• Work to be completed:
Extract every line below that contains the word "следующие".

• Dataset:
************

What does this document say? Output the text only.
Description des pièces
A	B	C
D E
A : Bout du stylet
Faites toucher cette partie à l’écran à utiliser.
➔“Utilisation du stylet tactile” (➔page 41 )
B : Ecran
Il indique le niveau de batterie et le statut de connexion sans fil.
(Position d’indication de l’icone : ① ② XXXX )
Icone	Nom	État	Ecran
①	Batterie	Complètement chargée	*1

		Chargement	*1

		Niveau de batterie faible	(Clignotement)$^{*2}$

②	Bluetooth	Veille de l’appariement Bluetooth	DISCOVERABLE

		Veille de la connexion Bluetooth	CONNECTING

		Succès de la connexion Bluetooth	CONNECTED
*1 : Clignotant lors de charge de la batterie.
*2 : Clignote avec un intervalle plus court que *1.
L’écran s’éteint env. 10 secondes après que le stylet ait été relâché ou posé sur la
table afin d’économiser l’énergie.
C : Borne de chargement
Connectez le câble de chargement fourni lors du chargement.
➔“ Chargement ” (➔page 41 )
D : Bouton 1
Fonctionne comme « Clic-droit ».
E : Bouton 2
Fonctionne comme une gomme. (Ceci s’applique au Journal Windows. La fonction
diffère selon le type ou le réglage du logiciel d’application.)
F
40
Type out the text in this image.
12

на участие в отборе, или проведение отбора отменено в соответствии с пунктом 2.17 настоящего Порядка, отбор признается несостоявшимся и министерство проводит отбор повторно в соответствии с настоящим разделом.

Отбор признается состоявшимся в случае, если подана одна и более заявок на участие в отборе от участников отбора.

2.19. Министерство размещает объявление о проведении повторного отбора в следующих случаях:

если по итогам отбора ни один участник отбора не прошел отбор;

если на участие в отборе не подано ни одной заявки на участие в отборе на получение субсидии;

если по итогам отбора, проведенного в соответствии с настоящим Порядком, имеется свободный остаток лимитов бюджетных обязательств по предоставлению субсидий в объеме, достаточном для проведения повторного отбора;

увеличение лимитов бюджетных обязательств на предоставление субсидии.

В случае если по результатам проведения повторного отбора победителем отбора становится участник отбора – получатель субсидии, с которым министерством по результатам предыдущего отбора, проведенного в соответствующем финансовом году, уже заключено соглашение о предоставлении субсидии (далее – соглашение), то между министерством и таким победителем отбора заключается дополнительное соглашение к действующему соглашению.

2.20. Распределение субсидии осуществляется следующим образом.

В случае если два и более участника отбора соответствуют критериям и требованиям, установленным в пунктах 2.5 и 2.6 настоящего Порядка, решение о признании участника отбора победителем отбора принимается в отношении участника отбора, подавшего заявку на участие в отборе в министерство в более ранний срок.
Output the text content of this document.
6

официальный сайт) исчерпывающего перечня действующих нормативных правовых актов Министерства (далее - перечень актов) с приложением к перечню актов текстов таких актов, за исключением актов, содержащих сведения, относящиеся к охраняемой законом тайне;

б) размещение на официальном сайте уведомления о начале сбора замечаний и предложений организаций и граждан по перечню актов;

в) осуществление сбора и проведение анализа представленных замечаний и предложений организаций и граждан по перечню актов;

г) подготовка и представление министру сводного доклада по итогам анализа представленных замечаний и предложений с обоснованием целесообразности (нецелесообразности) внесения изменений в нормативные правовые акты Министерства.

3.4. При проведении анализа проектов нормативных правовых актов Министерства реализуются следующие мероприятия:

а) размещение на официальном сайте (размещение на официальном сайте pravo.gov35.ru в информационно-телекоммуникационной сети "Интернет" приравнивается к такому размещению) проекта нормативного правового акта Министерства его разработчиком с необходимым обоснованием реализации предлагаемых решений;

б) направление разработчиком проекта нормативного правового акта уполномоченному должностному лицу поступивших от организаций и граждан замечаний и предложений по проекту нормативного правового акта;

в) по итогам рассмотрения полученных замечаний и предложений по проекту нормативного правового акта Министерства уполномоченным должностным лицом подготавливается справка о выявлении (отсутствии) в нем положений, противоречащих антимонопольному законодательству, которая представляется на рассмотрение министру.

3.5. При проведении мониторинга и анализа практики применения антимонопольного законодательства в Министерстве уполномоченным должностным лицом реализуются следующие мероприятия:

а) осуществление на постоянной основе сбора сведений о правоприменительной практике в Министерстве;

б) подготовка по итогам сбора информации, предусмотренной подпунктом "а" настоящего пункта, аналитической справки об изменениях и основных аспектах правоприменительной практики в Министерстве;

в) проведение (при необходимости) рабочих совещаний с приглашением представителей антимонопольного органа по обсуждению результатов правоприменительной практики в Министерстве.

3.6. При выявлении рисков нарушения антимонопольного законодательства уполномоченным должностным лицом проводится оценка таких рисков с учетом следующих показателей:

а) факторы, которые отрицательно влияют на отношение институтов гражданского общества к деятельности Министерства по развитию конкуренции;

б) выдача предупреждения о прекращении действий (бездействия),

************

• Response:
3.4. При проведении анализа проектов нормативных правовых актов Министерства реализуются следующие мероприятия:
3.5. При проведении мониторинга и анализа практики применения антимонопольного законодательства в Министерстве уполномоченным должностным лицом реализуются следующие мероприятия:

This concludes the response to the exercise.